-- BEGIN Input rows --

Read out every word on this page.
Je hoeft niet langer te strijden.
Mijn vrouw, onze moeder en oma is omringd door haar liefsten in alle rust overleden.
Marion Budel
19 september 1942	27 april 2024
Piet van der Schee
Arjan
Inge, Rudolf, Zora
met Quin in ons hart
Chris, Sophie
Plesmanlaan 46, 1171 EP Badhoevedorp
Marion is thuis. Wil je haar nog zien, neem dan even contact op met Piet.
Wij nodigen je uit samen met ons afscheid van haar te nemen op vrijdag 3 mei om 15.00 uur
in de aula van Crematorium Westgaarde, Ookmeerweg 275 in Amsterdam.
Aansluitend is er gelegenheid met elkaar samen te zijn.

-- END Input rows --

Provide only the number of lines in the records containing the string "Piet".

2